-- start Supplied records --
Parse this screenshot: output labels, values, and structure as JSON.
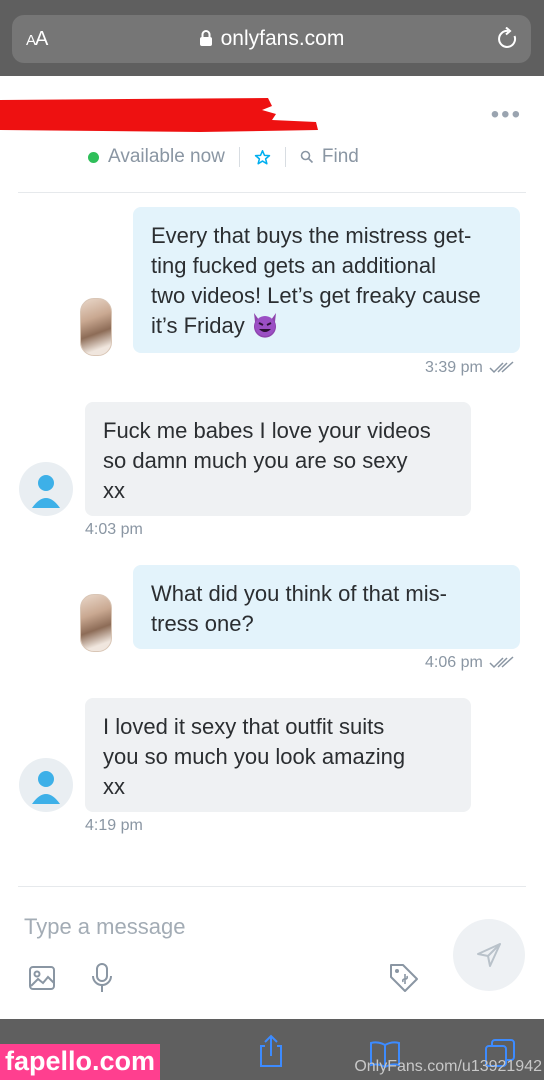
{
  "browser": {
    "aa_label_big": "A",
    "aa_label_small": "A",
    "url": "onlyfans.com"
  },
  "header": {
    "status_text": "Available now",
    "find_label": "Find"
  },
  "messages": [
    {
      "direction": "out",
      "lines": [
        "Every that buys the mistress get-",
        "ting fucked gets an additional",
        "two videos! Let’s get freaky cause",
        "it’s Friday"
      ],
      "emoji": "smiling-devil",
      "time": "3:39 pm"
    },
    {
      "direction": "in",
      "lines": [
        "Fuck me babes I love your videos",
        "so damn much you are so sexy",
        "xx"
      ],
      "time": "4:03 pm"
    },
    {
      "direction": "out",
      "lines": [
        "What did you think of that mis-",
        "tress one?"
      ],
      "time": "4:06 pm"
    },
    {
      "direction": "in",
      "lines": [
        "I loved it sexy that outfit suits",
        "you so much you look amazing",
        "xx"
      ],
      "time": "4:19 pm"
    }
  ],
  "compose": {
    "placeholder": "Type a message"
  },
  "watermarks": {
    "left": "fapello.com",
    "right": "OnlyFans.com/u13921942"
  },
  "colors": {
    "accent": "#00aff0",
    "online": "#2fbf5a",
    "outgoing_bubble": "#e3f3fb",
    "incoming_bubble": "#eff1f3",
    "redaction": "#ee1111"
  }
}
-- end Supplied records --
| What you will do |
Take the data above and repeat it exactly, leaving each picture out.

| Written response |
Parse this screenshot: output labels, values, and structure as JSON.
{
  "browser": {
    "aa_label_big": "A",
    "aa_label_small": "A",
    "url": "onlyfans.com"
  },
  "header": {
    "status_text": "Available now",
    "find_label": "Find"
  },
  "messages": [
    {
      "direction": "out",
      "lines": [
        "Every that buys the mistress get-",
        "ting fucked gets an additional",
        "two videos! Let’s get freaky cause",
        "it’s Friday"
      ],
      "emoji": "smiling-devil",
      "time": "3:39 pm"
    },
    {
      "direction": "in",
      "lines": [
        "Fuck me babes I love your videos",
        "so damn much you are so sexy",
        "xx"
      ],
      "time": "4:03 pm"
    },
    {
      "direction": "out",
      "lines": [
        "What did you think of that mis-",
        "tress one?"
      ],
      "time": "4:06 pm"
    },
    {
      "direction": "in",
      "lines": [
        "I loved it sexy that outfit suits",
        "you so much you look amazing",
        "xx"
      ],
      "time": "4:19 pm"
    }
  ],
  "compose": {
    "placeholder": "Type a message"
  },
  "watermarks": {
    "left": "fapello.com",
    "right": "OnlyFans.com/u13921942"
  },
  "colors": {
    "accent": "#00aff0",
    "online": "#2fbf5a",
    "outgoing_bubble": "#e3f3fb",
    "incoming_bubble": "#eff1f3",
    "redaction": "#ee1111"
  }
}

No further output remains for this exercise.